What the exercise asks: Transcribe the items below line for line, with no changes to the text. Leave the pictures out.

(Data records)
#####

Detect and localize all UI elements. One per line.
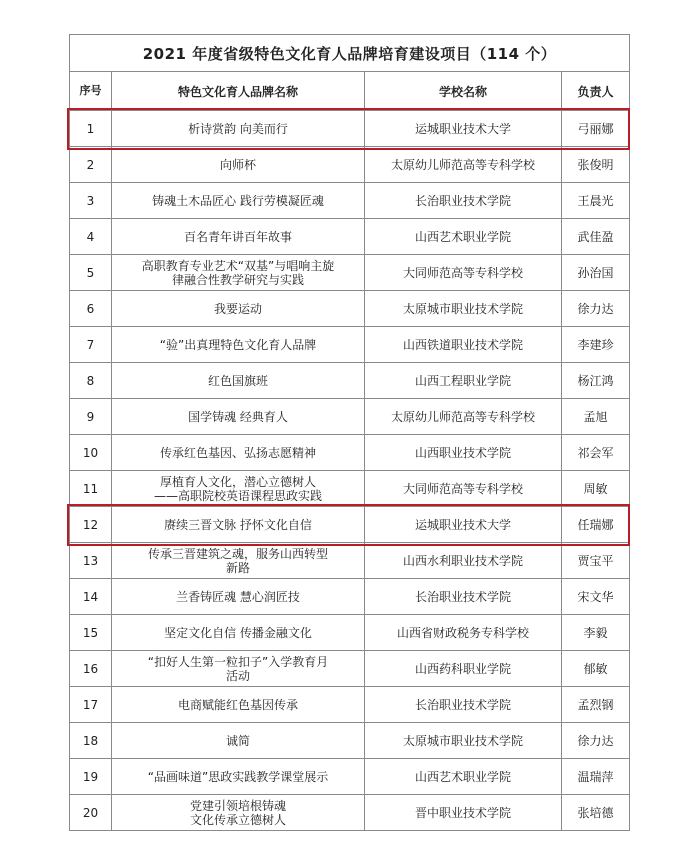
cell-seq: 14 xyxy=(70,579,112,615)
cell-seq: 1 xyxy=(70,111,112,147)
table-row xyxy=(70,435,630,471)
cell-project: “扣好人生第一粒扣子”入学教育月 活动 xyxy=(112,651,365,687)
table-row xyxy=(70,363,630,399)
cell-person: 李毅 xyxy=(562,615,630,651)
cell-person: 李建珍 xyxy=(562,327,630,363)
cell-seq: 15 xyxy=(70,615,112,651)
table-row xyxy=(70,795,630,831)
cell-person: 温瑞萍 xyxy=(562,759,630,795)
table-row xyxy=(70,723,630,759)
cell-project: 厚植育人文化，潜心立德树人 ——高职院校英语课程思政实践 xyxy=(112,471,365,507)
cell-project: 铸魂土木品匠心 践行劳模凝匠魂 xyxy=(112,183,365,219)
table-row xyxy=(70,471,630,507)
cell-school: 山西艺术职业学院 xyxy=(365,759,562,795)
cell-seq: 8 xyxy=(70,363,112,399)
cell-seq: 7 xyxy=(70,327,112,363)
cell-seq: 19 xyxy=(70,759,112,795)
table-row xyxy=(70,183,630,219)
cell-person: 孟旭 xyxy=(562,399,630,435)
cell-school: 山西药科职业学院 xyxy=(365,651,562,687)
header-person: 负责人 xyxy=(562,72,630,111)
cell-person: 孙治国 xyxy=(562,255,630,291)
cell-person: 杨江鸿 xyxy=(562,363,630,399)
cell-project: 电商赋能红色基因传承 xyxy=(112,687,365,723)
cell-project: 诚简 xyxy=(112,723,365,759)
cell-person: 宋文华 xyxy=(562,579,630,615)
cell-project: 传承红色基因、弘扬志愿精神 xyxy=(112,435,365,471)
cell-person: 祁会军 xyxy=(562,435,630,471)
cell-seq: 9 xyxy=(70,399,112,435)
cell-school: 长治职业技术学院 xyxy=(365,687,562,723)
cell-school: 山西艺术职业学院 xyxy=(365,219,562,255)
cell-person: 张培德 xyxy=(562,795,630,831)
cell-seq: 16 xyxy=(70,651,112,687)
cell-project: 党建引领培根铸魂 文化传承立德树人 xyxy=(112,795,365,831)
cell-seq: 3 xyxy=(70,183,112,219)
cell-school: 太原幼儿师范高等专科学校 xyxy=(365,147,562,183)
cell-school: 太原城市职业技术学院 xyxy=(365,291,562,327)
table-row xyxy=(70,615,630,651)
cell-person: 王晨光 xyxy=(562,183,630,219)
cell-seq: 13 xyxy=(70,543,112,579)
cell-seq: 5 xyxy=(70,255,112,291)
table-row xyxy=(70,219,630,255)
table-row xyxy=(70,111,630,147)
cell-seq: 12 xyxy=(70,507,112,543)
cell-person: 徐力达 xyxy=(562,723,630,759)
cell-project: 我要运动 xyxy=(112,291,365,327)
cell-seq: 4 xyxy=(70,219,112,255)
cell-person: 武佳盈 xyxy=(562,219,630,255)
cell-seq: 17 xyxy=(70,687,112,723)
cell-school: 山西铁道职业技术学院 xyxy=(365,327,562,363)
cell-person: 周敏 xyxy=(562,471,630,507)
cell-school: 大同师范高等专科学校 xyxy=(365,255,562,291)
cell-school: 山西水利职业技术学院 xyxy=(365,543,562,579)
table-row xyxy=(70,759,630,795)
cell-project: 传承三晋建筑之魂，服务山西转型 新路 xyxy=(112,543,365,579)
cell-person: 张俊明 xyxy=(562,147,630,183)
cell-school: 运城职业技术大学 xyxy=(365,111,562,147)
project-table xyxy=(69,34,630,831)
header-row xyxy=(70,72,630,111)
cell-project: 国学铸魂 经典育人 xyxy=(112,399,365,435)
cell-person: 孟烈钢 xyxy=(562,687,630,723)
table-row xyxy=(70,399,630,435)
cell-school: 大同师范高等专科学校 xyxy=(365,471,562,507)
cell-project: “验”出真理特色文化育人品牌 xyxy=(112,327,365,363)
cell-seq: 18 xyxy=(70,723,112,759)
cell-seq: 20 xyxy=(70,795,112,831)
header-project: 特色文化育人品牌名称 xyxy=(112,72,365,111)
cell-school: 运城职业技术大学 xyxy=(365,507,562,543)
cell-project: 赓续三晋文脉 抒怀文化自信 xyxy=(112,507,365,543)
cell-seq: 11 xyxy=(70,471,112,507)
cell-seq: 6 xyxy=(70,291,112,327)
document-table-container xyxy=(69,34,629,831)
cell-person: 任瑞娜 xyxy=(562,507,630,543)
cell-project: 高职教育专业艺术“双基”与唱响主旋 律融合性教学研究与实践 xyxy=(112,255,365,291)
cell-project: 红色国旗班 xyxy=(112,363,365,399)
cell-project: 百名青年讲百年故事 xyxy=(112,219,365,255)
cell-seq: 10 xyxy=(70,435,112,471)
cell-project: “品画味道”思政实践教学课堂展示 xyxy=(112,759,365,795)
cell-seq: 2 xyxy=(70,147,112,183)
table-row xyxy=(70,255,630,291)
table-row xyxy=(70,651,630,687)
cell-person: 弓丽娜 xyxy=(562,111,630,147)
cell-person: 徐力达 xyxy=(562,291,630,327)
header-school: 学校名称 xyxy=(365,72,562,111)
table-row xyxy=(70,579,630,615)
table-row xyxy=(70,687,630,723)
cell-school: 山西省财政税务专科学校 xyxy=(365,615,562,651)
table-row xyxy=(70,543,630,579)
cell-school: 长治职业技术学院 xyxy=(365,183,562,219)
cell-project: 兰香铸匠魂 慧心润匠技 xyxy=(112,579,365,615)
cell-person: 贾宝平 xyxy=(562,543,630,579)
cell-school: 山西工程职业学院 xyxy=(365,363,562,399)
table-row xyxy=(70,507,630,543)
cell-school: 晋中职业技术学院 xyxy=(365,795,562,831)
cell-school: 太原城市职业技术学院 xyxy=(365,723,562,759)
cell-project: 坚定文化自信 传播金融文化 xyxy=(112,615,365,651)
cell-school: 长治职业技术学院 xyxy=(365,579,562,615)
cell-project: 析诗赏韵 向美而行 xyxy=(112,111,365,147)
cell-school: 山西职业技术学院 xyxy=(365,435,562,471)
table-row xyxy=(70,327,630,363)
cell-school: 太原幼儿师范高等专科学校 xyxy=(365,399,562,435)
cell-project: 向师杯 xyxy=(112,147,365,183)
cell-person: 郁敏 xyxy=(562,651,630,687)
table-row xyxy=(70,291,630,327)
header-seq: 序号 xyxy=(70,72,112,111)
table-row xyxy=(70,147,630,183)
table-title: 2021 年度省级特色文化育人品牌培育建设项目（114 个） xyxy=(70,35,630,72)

#####

Written response:
Detect and localize all UI elements. One per line.
cell-seq: 14 xyxy=(70,579,112,615)
cell-seq: 1 xyxy=(70,111,112,147)
table-row xyxy=(70,435,630,471)
cell-project: “扣好人生第一粒扣子”入学教育月 活动 xyxy=(112,651,365,687)
table-row xyxy=(70,363,630,399)
cell-person: 李毅 xyxy=(562,615,630,651)
cell-person: 李建珍 xyxy=(562,327,630,363)
cell-seq: 15 xyxy=(70,615,112,651)
table-row xyxy=(70,795,630,831)
cell-person: 温瑞萍 xyxy=(562,759,630,795)
table-row xyxy=(70,723,630,759)
cell-project: 厚植育人文化，潜心立德树人 ——高职院校英语课程思政实践 xyxy=(112,471,365,507)
cell-project: 铸魂土木品匠心 践行劳模凝匠魂 xyxy=(112,183,365,219)
table-row xyxy=(70,471,630,507)
cell-school: 山西艺术职业学院 xyxy=(365,759,562,795)
cell-seq: 8 xyxy=(70,363,112,399)
cell-seq: 7 xyxy=(70,327,112,363)
cell-seq: 19 xyxy=(70,759,112,795)
table-row xyxy=(70,183,630,219)
cell-person: 孟旭 xyxy=(562,399,630,435)
cell-school: 山西药科职业学院 xyxy=(365,651,562,687)
header-person: 负责人 xyxy=(562,72,630,111)
cell-person: 孙治国 xyxy=(562,255,630,291)
cell-person: 杨江鸿 xyxy=(562,363,630,399)
cell-project: 电商赋能红色基因传承 xyxy=(112,687,365,723)
cell-project: 诚简 xyxy=(112,723,365,759)
cell-person: 宋文华 xyxy=(562,579,630,615)
cell-project: 传承红色基因、弘扬志愿精神 xyxy=(112,435,365,471)
cell-person: 祁会军 xyxy=(562,435,630,471)
cell-seq: 9 xyxy=(70,399,112,435)
cell-school: 长治职业技术学院 xyxy=(365,687,562,723)
cell-school: 山西艺术职业学院 xyxy=(365,219,562,255)
cell-person: 张培德 xyxy=(562,795,630,831)
cell-seq: 16 xyxy=(70,651,112,687)
cell-project: 党建引领培根铸魂 文化传承立德树人 xyxy=(112,795,365,831)
cell-seq: 3 xyxy=(70,183,112,219)
cell-school: 太原幼儿师范高等专科学校 xyxy=(365,147,562,183)
cell-school: 太原城市职业技术学院 xyxy=(365,291,562,327)
table-row xyxy=(70,615,630,651)
cell-person: 王晨光 xyxy=(562,183,630,219)
cell-seq: 13 xyxy=(70,543,112,579)
cell-seq: 5 xyxy=(70,255,112,291)
table-row xyxy=(70,219,630,255)
table-row xyxy=(70,111,630,147)
cell-seq: 12 xyxy=(70,507,112,543)
cell-person: 徐力达 xyxy=(562,723,630,759)
cell-project: 我要运动 xyxy=(112,291,365,327)
cell-seq: 4 xyxy=(70,219,112,255)
cell-person: 武佳盈 xyxy=(562,219,630,255)
cell-seq: 17 xyxy=(70,687,112,723)
cell-school: 山西铁道职业技术学院 xyxy=(365,327,562,363)
cell-person: 周敏 xyxy=(562,471,630,507)
cell-school: 大同师范高等专科学校 xyxy=(365,255,562,291)
cell-school: 山西水利职业技术学院 xyxy=(365,543,562,579)
table-row xyxy=(70,759,630,795)
cell-project: 传承三晋建筑之魂，服务山西转型 新路 xyxy=(112,543,365,579)
cell-person: 张俊明 xyxy=(562,147,630,183)
cell-school: 运城职业技术大学 xyxy=(365,111,562,147)
project-table xyxy=(69,34,630,831)
header-row xyxy=(70,72,630,111)
cell-project: 国学铸魂 经典育人 xyxy=(112,399,365,435)
cell-person: 孟烈钢 xyxy=(562,687,630,723)
table-row xyxy=(70,399,630,435)
cell-school: 大同师范高等专科学校 xyxy=(365,471,562,507)
cell-project: “验”出真理特色文化育人品牌 xyxy=(112,327,365,363)
cell-seq: 18 xyxy=(70,723,112,759)
cell-seq: 20 xyxy=(70,795,112,831)
header-project: 特色文化育人品牌名称 xyxy=(112,72,365,111)
cell-school: 运城职业技术大学 xyxy=(365,507,562,543)
cell-project: 赓续三晋文脉 抒怀文化自信 xyxy=(112,507,365,543)
cell-seq: 11 xyxy=(70,471,112,507)
cell-seq: 6 xyxy=(70,291,112,327)
document-table-container xyxy=(69,34,629,831)
cell-person: 任瑞娜 xyxy=(562,507,630,543)
cell-project: 高职教育专业艺术“双基”与唱响主旋 律融合性教学研究与实践 xyxy=(112,255,365,291)
cell-project: 红色国旗班 xyxy=(112,363,365,399)
cell-project: 百名青年讲百年故事 xyxy=(112,219,365,255)
cell-seq: 10 xyxy=(70,435,112,471)
cell-project: “品画味道”思政实践教学课堂展示 xyxy=(112,759,365,795)
cell-seq: 2 xyxy=(70,147,112,183)
table-row xyxy=(70,255,630,291)
table-row xyxy=(70,651,630,687)
cell-person: 弓丽娜 xyxy=(562,111,630,147)
cell-person: 徐力达 xyxy=(562,291,630,327)
header-school: 学校名称 xyxy=(365,72,562,111)
table-row xyxy=(70,579,630,615)
table-row xyxy=(70,687,630,723)
cell-school: 山西省财政税务专科学校 xyxy=(365,615,562,651)
table-row xyxy=(70,543,630,579)
cell-school: 长治职业技术学院 xyxy=(365,183,562,219)
cell-project: 兰香铸匠魂 慧心润匠技 xyxy=(112,579,365,615)
cell-person: 贾宝平 xyxy=(562,543,630,579)
cell-school: 山西工程职业学院 xyxy=(365,363,562,399)
table-row xyxy=(70,507,630,543)
cell-school: 晋中职业技术学院 xyxy=(365,795,562,831)
cell-school: 太原城市职业技术学院 xyxy=(365,723,562,759)
cell-project: 坚定文化自信 传播金融文化 xyxy=(112,615,365,651)
cell-school: 长治职业技术学院 xyxy=(365,579,562,615)
cell-project: 析诗赏韵 向美而行 xyxy=(112,111,365,147)
cell-school: 山西职业技术学院 xyxy=(365,435,562,471)
table-row xyxy=(70,327,630,363)
cell-school: 太原幼儿师范高等专科学校 xyxy=(365,399,562,435)
cell-project: 向师杯 xyxy=(112,147,365,183)
cell-person: 郁敏 xyxy=(562,651,630,687)
table-row xyxy=(70,291,630,327)
header-seq: 序号 xyxy=(70,72,112,111)
table-row xyxy=(70,147,630,183)
table-title: 2021 年度省级特色文化育人品牌培育建设项目（114 个） xyxy=(70,35,630,72)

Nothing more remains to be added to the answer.